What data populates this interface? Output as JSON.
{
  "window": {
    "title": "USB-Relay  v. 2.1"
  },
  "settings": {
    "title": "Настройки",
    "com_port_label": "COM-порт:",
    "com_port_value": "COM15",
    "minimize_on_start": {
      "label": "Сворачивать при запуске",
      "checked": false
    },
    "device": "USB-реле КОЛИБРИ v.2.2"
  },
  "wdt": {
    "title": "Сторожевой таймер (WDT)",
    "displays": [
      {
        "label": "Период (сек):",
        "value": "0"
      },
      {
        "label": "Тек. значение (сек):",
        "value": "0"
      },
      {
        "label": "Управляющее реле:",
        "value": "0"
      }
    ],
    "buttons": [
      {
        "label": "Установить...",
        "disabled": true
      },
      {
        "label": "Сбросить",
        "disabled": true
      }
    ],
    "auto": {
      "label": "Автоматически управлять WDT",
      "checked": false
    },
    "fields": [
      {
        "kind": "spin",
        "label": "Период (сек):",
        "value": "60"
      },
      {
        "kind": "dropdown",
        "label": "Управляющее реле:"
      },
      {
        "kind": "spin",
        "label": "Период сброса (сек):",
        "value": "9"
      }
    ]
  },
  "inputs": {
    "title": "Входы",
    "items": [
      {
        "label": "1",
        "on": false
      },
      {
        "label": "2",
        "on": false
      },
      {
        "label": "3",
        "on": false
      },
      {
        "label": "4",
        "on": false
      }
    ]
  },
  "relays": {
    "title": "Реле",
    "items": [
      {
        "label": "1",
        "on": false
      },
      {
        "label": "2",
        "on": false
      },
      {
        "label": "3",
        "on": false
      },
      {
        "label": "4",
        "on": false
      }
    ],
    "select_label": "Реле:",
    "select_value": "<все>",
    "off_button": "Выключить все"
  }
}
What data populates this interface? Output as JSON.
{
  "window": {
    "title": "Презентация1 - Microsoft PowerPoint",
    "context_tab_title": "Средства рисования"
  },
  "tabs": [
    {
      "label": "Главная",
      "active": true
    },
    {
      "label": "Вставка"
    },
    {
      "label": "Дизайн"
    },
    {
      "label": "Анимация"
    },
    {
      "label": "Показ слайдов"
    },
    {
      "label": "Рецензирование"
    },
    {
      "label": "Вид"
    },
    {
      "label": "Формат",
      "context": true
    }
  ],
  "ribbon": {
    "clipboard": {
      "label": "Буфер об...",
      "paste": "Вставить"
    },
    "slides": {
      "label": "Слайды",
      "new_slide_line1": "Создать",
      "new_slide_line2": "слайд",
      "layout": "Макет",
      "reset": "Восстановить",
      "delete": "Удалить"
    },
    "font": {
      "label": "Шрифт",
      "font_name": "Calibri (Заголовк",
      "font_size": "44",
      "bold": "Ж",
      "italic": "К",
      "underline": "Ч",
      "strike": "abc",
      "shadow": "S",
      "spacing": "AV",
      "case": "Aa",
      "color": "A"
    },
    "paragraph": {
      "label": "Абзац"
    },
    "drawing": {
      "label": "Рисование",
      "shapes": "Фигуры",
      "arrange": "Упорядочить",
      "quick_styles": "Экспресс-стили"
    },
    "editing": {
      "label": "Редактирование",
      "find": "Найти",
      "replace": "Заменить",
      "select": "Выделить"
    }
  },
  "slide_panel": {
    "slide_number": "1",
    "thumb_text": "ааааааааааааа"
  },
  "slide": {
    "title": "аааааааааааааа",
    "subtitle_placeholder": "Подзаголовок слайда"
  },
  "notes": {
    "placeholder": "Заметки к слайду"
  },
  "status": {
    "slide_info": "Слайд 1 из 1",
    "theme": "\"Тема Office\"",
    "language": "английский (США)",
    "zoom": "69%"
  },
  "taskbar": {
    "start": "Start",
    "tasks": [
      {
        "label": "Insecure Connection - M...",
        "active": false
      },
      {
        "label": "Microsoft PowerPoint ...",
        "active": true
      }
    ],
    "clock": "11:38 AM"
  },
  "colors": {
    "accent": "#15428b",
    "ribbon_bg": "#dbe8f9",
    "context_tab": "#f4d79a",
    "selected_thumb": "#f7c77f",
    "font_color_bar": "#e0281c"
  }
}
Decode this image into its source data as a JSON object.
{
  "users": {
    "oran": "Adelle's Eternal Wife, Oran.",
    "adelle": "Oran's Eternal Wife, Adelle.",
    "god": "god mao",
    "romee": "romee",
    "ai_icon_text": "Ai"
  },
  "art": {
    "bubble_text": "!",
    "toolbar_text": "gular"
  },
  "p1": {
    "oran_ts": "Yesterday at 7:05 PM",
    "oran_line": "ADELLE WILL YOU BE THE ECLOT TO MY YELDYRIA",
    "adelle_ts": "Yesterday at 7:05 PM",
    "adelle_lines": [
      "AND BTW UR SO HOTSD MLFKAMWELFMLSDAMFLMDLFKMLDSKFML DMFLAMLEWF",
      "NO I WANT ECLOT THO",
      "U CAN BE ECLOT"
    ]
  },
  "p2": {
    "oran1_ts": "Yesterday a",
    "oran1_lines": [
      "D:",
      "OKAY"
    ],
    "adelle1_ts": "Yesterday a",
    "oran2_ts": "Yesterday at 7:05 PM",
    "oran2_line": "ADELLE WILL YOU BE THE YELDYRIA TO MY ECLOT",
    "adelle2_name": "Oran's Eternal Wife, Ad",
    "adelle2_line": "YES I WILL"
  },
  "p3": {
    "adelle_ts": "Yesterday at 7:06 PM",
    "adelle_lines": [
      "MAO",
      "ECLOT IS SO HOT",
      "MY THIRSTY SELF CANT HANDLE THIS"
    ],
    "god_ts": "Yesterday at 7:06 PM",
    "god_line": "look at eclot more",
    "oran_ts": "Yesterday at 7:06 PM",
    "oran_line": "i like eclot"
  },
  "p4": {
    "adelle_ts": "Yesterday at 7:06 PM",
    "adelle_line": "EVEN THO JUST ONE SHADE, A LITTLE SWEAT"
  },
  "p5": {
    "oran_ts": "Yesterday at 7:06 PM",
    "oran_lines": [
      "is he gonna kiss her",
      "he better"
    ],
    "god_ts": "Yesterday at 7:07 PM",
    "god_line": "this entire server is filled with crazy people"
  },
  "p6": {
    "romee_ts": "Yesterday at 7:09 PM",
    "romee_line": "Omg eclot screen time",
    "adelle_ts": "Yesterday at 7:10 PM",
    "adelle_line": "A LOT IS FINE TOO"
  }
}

• **Problem statement**: Take the entries above and copy them out exactly.

• **Exercise result**:
What data populates this interface? Output as JSON.
{
  "window": {
    "title": "USB-Relay  v. 2.1"
  },
  "settings": {
    "title": "Настройки",
    "com_port_label": "COM-порт:",
    "com_port_value": "COM15",
    "minimize_on_start": {
      "label": "Сворачивать при запуске",
      "checked": false
    },
    "device": "USB-реле КОЛИБРИ v.2.2"
  },
  "wdt": {
    "title": "Сторожевой таймер (WDT)",
    "displays": [
      {
        "label": "Период (сек):",
        "value": "0"
      },
      {
        "label": "Тек. значение (сек):",
        "value": "0"
      },
      {
        "label": "Управляющее реле:",
        "value": "0"
      }
    ],
    "buttons": [
      {
        "label": "Установить...",
        "disabled": true
      },
      {
        "label": "Сбросить",
        "disabled": true
      }
    ],
    "auto": {
      "label": "Автоматически управлять WDT",
      "checked": false
    },
    "fields": [
      {
        "kind": "spin",
        "label": "Период (сек):",
        "value": "60"
      },
      {
        "kind": "dropdown",
        "label": "Управляющее реле:"
      },
      {
        "kind": "spin",
        "label": "Период сброса (сек):",
        "value": "9"
      }
    ]
  },
  "inputs": {
    "title": "Входы",
    "items": [
      {
        "label": "1",
        "on": false
      },
      {
        "label": "2",
        "on": false
      },
      {
        "label": "3",
        "on": false
      },
      {
        "label": "4",
        "on": false
      }
    ]
  },
  "relays": {
    "title": "Реле",
    "items": [
      {
        "label": "1",
        "on": false
      },
      {
        "label": "2",
        "on": false
      },
      {
        "label": "3",
        "on": false
      },
      {
        "label": "4",
        "on": false
      }
    ],
    "select_label": "Реле:",
    "select_value": "<все>",
    "off_button": "Выключить все"
  }
}
What data populates this interface? Output as JSON.
{
  "window": {
    "title": "Презентация1 - Microsoft PowerPoint",
    "context_tab_title": "Средства рисования"
  },
  "tabs": [
    {
      "label": "Главная",
      "active": true
    },
    {
      "label": "Вставка"
    },
    {
      "label": "Дизайн"
    },
    {
      "label": "Анимация"
    },
    {
      "label": "Показ слайдов"
    },
    {
      "label": "Рецензирование"
    },
    {
      "label": "Вид"
    },
    {
      "label": "Формат",
      "context": true
    }
  ],
  "ribbon": {
    "clipboard": {
      "label": "Буфер об...",
      "paste": "Вставить"
    },
    "slides": {
      "label": "Слайды",
      "new_slide_line1": "Создать",
      "new_slide_line2": "слайд",
      "layout": "Макет",
      "reset": "Восстановить",
      "delete": "Удалить"
    },
    "font": {
      "label": "Шрифт",
      "font_name": "Calibri (Заголовк",
      "font_size": "44",
      "bold": "Ж",
      "italic": "К",
      "underline": "Ч",
      "strike": "abc",
      "shadow": "S",
      "spacing": "AV",
      "case": "Aa",
      "color": "A"
    },
    "paragraph": {
      "label": "Абзац"
    },
    "drawing": {
      "label": "Рисование",
      "shapes": "Фигуры",
      "arrange": "Упорядочить",
      "quick_styles": "Экспресс-стили"
    },
    "editing": {
      "label": "Редактирование",
      "find": "Найти",
      "replace": "Заменить",
      "select": "Выделить"
    }
  },
  "slide_panel": {
    "slide_number": "1",
    "thumb_text": "ааааааааааааа"
  },
  "slide": {
    "title": "аааааааааааааа",
    "subtitle_placeholder": "Подзаголовок слайда"
  },
  "notes": {
    "placeholder": "Заметки к слайду"
  },
  "status": {
    "slide_info": "Слайд 1 из 1",
    "theme": "\"Тема Office\"",
    "language": "английский (США)",
    "zoom": "69%"
  },
  "taskbar": {
    "start": "Start",
    "tasks": [
      {
        "label": "Insecure Connection - M...",
        "active": false
      },
      {
        "label": "Microsoft PowerPoint ...",
        "active": true
      }
    ],
    "clock": "11:38 AM"
  },
  "colors": {
    "accent": "#15428b",
    "ribbon_bg": "#dbe8f9",
    "context_tab": "#f4d79a",
    "selected_thumb": "#f7c77f",
    "font_color_bar": "#e0281c"
  }
}
Decode this image into its source data as a JSON object.
{
  "users": {
    "oran": "Adelle's Eternal Wife, Oran.",
    "adelle": "Oran's Eternal Wife, Adelle.",
    "god": "god mao",
    "romee": "romee",
    "ai_icon_text": "Ai"
  },
  "art": {
    "bubble_text": "!",
    "toolbar_text": "gular"
  },
  "p1": {
    "oran_ts": "Yesterday at 7:05 PM",
    "oran_line": "ADELLE WILL YOU BE THE ECLOT TO MY YELDYRIA",
    "adelle_ts": "Yesterday at 7:05 PM",
    "adelle_lines": [
      "AND BTW UR SO HOTSD MLFKAMWELFMLSDAMFLMDLFKMLDSKFML DMFLAMLEWF",
      "NO I WANT ECLOT THO",
      "U CAN BE ECLOT"
    ]
  },
  "p2": {
    "oran1_ts": "Yesterday a",
    "oran1_lines": [
      "D:",
      "OKAY"
    ],
    "adelle1_ts": "Yesterday a",
    "oran2_ts": "Yesterday at 7:05 PM",
    "oran2_line": "ADELLE WILL YOU BE THE YELDYRIA TO MY ECLOT",
    "adelle2_name": "Oran's Eternal Wife, Ad",
    "adelle2_line": "YES I WILL"
  },
  "p3": {
    "adelle_ts": "Yesterday at 7:06 PM",
    "adelle_lines": [
      "MAO",
      "ECLOT IS SO HOT",
      "MY THIRSTY SELF CANT HANDLE THIS"
    ],
    "god_ts": "Yesterday at 7:06 PM",
    "god_line": "look at eclot more",
    "oran_ts": "Yesterday at 7:06 PM",
    "oran_line": "i like eclot"
  },
  "p4": {
    "adelle_ts": "Yesterday at 7:06 PM",
    "adelle_line": "EVEN THO JUST ONE SHADE, A LITTLE SWEAT"
  },
  "p5": {
    "oran_ts": "Yesterday at 7:06 PM",
    "oran_lines": [
      "is he gonna kiss her",
      "he better"
    ],
    "god_ts": "Yesterday at 7:07 PM",
    "god_line": "this entire server is filled with crazy people"
  },
  "p6": {
    "romee_ts": "Yesterday at 7:09 PM",
    "romee_line": "Omg eclot screen time",
    "adelle_ts": "Yesterday at 7:10 PM",
    "adelle_line": "A LOT IS FINE TOO"
  }
}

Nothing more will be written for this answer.